(PROVIDED MATERIAL)
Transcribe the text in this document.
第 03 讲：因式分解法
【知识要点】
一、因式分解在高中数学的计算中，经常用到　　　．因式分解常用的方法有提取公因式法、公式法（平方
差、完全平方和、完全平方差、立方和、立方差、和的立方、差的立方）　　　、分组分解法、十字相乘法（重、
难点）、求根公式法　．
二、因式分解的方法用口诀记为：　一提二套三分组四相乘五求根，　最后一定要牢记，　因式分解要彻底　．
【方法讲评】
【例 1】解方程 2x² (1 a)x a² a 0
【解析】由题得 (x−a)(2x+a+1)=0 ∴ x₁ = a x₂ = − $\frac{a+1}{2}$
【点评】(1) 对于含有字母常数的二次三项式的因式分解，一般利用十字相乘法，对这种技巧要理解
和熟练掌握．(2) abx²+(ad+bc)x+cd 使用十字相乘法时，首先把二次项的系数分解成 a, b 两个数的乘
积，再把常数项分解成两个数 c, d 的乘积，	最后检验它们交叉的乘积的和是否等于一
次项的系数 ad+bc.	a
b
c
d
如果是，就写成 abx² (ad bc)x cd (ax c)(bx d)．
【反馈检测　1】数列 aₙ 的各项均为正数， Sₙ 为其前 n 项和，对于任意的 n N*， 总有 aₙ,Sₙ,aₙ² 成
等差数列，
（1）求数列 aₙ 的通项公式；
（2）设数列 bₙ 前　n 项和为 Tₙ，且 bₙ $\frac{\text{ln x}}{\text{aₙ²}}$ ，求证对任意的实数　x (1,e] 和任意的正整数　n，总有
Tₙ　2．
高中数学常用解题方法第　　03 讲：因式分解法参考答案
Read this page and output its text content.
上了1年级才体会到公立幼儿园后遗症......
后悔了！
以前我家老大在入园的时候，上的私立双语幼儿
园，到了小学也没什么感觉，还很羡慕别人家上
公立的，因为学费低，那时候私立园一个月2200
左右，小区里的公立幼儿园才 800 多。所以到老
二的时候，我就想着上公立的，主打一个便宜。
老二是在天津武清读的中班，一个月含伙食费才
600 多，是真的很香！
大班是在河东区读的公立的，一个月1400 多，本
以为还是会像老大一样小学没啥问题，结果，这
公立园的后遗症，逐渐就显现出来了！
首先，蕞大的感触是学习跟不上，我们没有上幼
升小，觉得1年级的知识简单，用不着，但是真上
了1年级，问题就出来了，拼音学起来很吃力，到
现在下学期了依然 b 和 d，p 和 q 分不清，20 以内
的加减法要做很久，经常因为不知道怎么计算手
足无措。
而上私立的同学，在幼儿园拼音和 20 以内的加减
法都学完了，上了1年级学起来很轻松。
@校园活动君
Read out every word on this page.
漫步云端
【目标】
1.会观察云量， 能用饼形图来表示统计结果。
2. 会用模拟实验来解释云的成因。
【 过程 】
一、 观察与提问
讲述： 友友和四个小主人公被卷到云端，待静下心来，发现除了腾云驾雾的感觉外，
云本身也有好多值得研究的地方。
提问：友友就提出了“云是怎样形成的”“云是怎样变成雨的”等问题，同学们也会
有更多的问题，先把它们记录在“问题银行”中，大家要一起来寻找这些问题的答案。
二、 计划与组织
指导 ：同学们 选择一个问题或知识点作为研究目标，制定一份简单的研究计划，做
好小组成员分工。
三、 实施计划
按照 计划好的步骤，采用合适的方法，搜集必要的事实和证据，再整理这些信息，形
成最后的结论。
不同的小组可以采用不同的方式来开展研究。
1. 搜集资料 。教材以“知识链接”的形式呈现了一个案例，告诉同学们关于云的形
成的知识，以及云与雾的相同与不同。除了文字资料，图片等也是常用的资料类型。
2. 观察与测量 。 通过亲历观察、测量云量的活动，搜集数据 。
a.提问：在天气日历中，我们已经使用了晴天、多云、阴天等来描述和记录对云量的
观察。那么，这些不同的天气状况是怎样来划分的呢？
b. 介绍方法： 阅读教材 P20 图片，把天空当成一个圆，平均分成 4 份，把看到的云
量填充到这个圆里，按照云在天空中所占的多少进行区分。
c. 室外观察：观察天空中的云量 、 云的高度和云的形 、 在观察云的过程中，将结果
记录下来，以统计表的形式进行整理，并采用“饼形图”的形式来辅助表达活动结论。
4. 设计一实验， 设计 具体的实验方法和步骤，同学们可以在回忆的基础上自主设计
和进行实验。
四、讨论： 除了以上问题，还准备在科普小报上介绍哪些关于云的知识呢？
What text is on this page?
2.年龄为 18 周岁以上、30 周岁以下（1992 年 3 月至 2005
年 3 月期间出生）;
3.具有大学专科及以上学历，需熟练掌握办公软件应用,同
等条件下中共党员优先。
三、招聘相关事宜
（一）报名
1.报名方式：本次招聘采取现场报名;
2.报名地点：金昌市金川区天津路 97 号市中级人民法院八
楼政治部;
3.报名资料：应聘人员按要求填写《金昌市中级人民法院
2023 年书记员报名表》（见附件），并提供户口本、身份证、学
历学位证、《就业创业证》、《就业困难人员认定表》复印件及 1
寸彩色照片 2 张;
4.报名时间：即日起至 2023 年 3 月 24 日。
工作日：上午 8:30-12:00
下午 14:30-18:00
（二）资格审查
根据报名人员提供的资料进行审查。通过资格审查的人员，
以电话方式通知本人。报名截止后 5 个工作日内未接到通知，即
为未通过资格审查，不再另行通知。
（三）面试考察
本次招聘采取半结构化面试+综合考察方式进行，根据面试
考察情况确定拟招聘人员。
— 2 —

(TASK OBJECTIVE) Print exactly the lines from the one with "What text is on this page?" through the end of the data, inclusive.

(ANSWER IN FULL)
What text is on this page?
2.年龄为 18 周岁以上、30 周岁以下（1992 年 3 月至 2005
年 3 月期间出生）;
3.具有大学专科及以上学历，需熟练掌握办公软件应用,同
等条件下中共党员优先。
三、招聘相关事宜
（一）报名
1.报名方式：本次招聘采取现场报名;
2.报名地点：金昌市金川区天津路 97 号市中级人民法院八
楼政治部;
3.报名资料：应聘人员按要求填写《金昌市中级人民法院
2023 年书记员报名表》（见附件），并提供户口本、身份证、学
历学位证、《就业创业证》、《就业困难人员认定表》复印件及 1
寸彩色照片 2 张;
4.报名时间：即日起至 2023 年 3 月 24 日。
工作日：上午 8:30-12:00
下午 14:30-18:00
（二）资格审查
根据报名人员提供的资料进行审查。通过资格审查的人员，
以电话方式通知本人。报名截止后 5 个工作日内未接到通知，即
为未通过资格审查，不再另行通知。
（三）面试考察
本次招聘采取半结构化面试+综合考察方式进行，根据面试
考察情况确定拟招聘人员。
— 2 —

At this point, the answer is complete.